[MATERIAL FOR THIS TASK]
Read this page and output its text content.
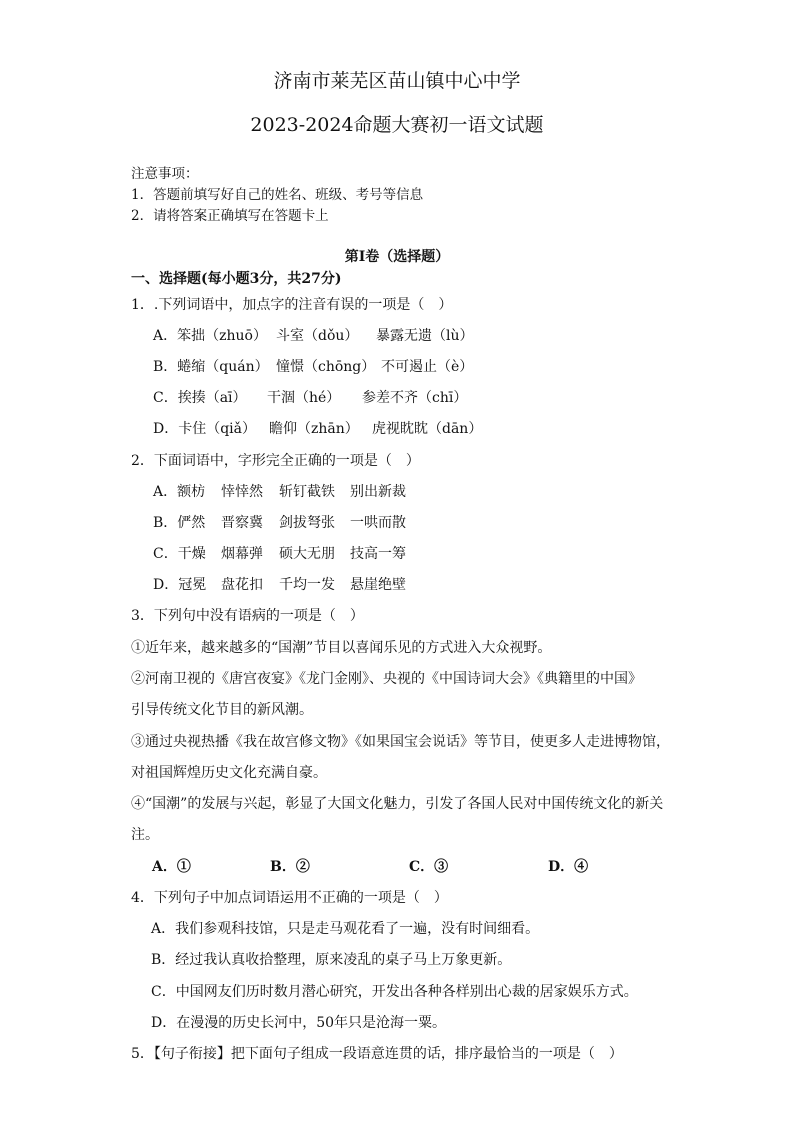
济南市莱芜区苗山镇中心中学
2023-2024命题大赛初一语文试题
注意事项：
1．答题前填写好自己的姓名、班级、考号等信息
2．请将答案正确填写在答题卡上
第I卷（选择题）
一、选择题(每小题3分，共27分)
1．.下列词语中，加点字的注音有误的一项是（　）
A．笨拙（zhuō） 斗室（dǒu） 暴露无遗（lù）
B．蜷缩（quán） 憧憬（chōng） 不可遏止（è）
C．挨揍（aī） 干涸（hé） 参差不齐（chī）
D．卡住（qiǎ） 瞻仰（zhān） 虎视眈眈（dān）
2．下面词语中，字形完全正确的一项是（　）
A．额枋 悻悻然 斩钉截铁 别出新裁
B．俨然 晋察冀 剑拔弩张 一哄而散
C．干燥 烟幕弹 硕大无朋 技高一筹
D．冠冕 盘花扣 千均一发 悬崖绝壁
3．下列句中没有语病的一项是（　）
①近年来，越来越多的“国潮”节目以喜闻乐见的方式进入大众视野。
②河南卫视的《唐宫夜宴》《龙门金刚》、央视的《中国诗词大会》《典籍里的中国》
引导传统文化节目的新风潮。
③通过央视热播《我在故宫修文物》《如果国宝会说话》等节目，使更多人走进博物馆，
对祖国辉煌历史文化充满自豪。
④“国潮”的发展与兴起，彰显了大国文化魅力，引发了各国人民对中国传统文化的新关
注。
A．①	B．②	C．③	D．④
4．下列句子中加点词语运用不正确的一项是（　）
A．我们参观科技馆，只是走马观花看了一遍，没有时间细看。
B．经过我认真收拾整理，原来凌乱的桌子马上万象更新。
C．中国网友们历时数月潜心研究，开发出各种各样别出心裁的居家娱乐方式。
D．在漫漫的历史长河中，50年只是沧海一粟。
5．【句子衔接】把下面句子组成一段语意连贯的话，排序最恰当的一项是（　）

---

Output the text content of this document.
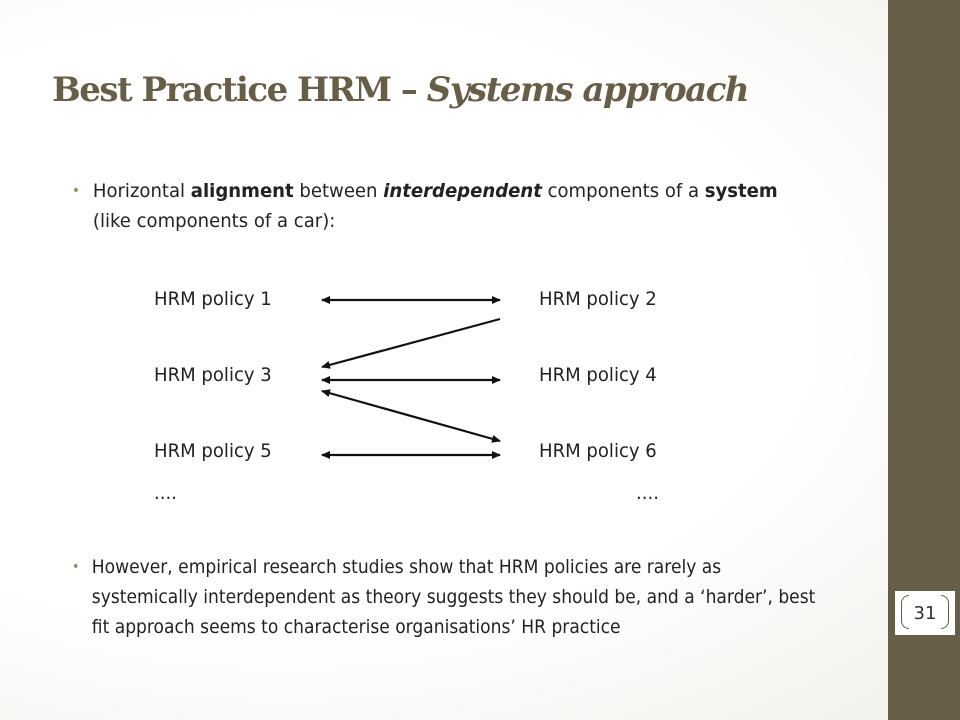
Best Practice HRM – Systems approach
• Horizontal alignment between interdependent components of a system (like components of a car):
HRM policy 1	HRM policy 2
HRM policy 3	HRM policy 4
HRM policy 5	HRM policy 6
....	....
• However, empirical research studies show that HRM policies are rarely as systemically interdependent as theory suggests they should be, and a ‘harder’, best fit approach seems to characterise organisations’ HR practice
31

[AIM OF THE EXERCISE]
What number of lines in the records contain the word "policy"? Answer with that number alone.

[ANSWER TO THE PROBLEM]
3